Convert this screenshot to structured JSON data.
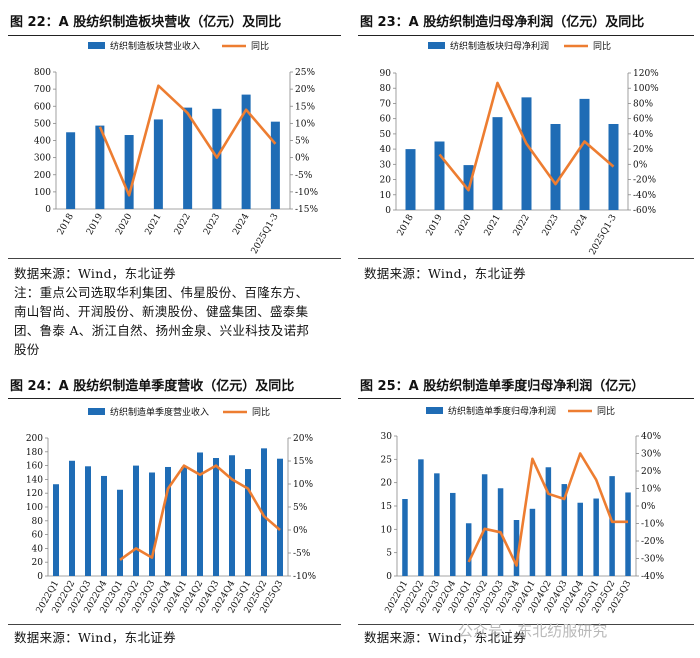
{
  "chart_data": [
    {
      "id": "c22",
      "type": "bar+line",
      "title": "图 22：A 股纺织制造板块营收（亿元）及同比",
      "categories": [
        "2018",
        "2019",
        "2020",
        "2021",
        "2022",
        "2023",
        "2024",
        "2025Q1-3"
      ],
      "series": [
        {
          "name": "纺织制造板块营业收入",
          "kind": "bar",
          "axis": "left",
          "values": [
            448,
            487,
            432,
            523,
            592,
            585,
            668,
            510
          ]
        },
        {
          "name": "同比",
          "kind": "line",
          "axis": "right",
          "values": [
            null,
            9,
            -11,
            21,
            13,
            0,
            14,
            4
          ]
        }
      ],
      "ylim": [
        0,
        800
      ],
      "yticks": [
        0,
        100,
        200,
        300,
        400,
        500,
        600,
        700,
        800
      ],
      "y2lim": [
        -15,
        25
      ],
      "y2ticks": [
        -15,
        -10,
        -5,
        0,
        5,
        10,
        15,
        20,
        25
      ],
      "y2fmt": "%",
      "xlabel": "",
      "ylabel": "",
      "legend": "top"
    },
    {
      "id": "c23",
      "type": "bar+line",
      "title": "图 23：A 股纺织制造归母净利润（亿元）及同比",
      "categories": [
        "2018",
        "2019",
        "2020",
        "2021",
        "2022",
        "2023",
        "2024",
        "2025Q1-3"
      ],
      "series": [
        {
          "name": "纺织制造板块归母净利润",
          "kind": "bar",
          "axis": "left",
          "values": [
            40,
            45,
            29.5,
            61,
            74,
            56.5,
            73,
            56.5
          ]
        },
        {
          "name": "同比",
          "kind": "line",
          "axis": "right",
          "values": [
            null,
            13,
            -34,
            107,
            27,
            -26,
            30,
            -3
          ]
        }
      ],
      "ylim": [
        0,
        90
      ],
      "yticks": [
        0,
        10,
        20,
        30,
        40,
        50,
        60,
        70,
        80,
        90
      ],
      "y2lim": [
        -60,
        120
      ],
      "y2ticks": [
        -60,
        -40,
        -20,
        0,
        20,
        40,
        60,
        80,
        100,
        120
      ],
      "y2fmt": "%",
      "xlabel": "",
      "ylabel": "",
      "legend": "top"
    },
    {
      "id": "c24",
      "type": "bar+line",
      "title": "图 24：A 股纺织制造单季度营收（亿元）及同比",
      "categories": [
        "2022Q1",
        "2022Q2",
        "2022Q3",
        "2022Q4",
        "2023Q1",
        "2023Q2",
        "2023Q3",
        "2023Q4",
        "2024Q1",
        "2024Q2",
        "2024Q3",
        "2024Q4",
        "2025Q1",
        "2025Q2",
        "2025Q3"
      ],
      "series": [
        {
          "name": "纺织制造单季度营业收入",
          "kind": "bar",
          "axis": "left",
          "values": [
            133,
            167,
            159,
            145,
            125,
            160,
            150,
            158,
            158,
            179,
            171,
            175,
            155,
            185,
            170
          ]
        },
        {
          "name": "同比",
          "kind": "line",
          "axis": "right",
          "values": [
            null,
            null,
            null,
            null,
            -6.5,
            -4,
            -6,
            9,
            14,
            12,
            14,
            11,
            9,
            3,
            0
          ]
        }
      ],
      "ylim": [
        0,
        200
      ],
      "yticks": [
        0,
        20,
        40,
        60,
        80,
        100,
        120,
        140,
        160,
        180,
        200
      ],
      "y2lim": [
        -10,
        20
      ],
      "y2ticks": [
        -10,
        -5,
        0,
        5,
        10,
        15,
        20
      ],
      "y2fmt": "%",
      "xlabel": "",
      "ylabel": "",
      "legend": "top"
    },
    {
      "id": "c25",
      "type": "bar+line",
      "title": "图 25：A 股纺织制造单季度归母净利润（亿元）",
      "categories": [
        "2022Q1",
        "2022Q2",
        "2022Q3",
        "2022Q4",
        "2023Q1",
        "2023Q2",
        "2023Q3",
        "2023Q4",
        "2024Q1",
        "2024Q2",
        "2024Q3",
        "2024Q4",
        "2025Q1",
        "2025Q2",
        "2025Q3"
      ],
      "series": [
        {
          "name": "纺织制造单季度归母净利润",
          "kind": "bar",
          "axis": "left",
          "values": [
            16.5,
            25,
            22,
            17.8,
            11.3,
            21.8,
            18.8,
            12,
            14.4,
            23.3,
            19.7,
            15.7,
            16.6,
            21.4,
            17.9
          ]
        },
        {
          "name": "同比",
          "kind": "line",
          "axis": "right",
          "values": [
            null,
            null,
            null,
            null,
            -32,
            -13,
            -15,
            -34,
            27,
            7,
            4,
            30,
            15,
            -9,
            -9
          ]
        }
      ],
      "ylim": [
        0,
        30
      ],
      "yticks": [
        0,
        5,
        10,
        15,
        20,
        25,
        30
      ],
      "y2lim": [
        -40,
        40
      ],
      "y2ticks": [
        -40,
        -30,
        -20,
        -10,
        0,
        10,
        20,
        30,
        40
      ],
      "y2fmt": "%",
      "xlabel": "",
      "ylabel": "",
      "legend": "top"
    }
  ],
  "notes": {
    "source_22": "数据来源：Wind，东北证券",
    "note_22_l1": "注：重点公司选取华利集团、伟星股份、百隆东方、",
    "note_22_l2": "南山智尚、开润股份、新澳股份、健盛集团、盛泰集",
    "note_22_l3": "团、鲁泰 A、浙江自然、扬州金泉、兴业科技及诺邦",
    "note_22_l4": "股份",
    "source_23": "数据来源：Wind，东北证券",
    "source_24": "数据来源：Wind，东北证券",
    "source_25": "数据来源：Wind，东北证券"
  },
  "watermark": "公众号 · 东北纺服研究",
  "colors": {
    "bar": "#1f6cb5",
    "line": "#ed7d31",
    "grid": "#888888",
    "text": "#111111"
  }
}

• [Required task] Copy out every line holding the string "数据来源".

• [Solved problem]
    "source_22": "数据来源：Wind，东北证券",
    "source_23": "数据来源：Wind，东北证券",
    "source_24": "数据来源：Wind，东北证券",
    "source_25": "数据来源：Wind，东北证券"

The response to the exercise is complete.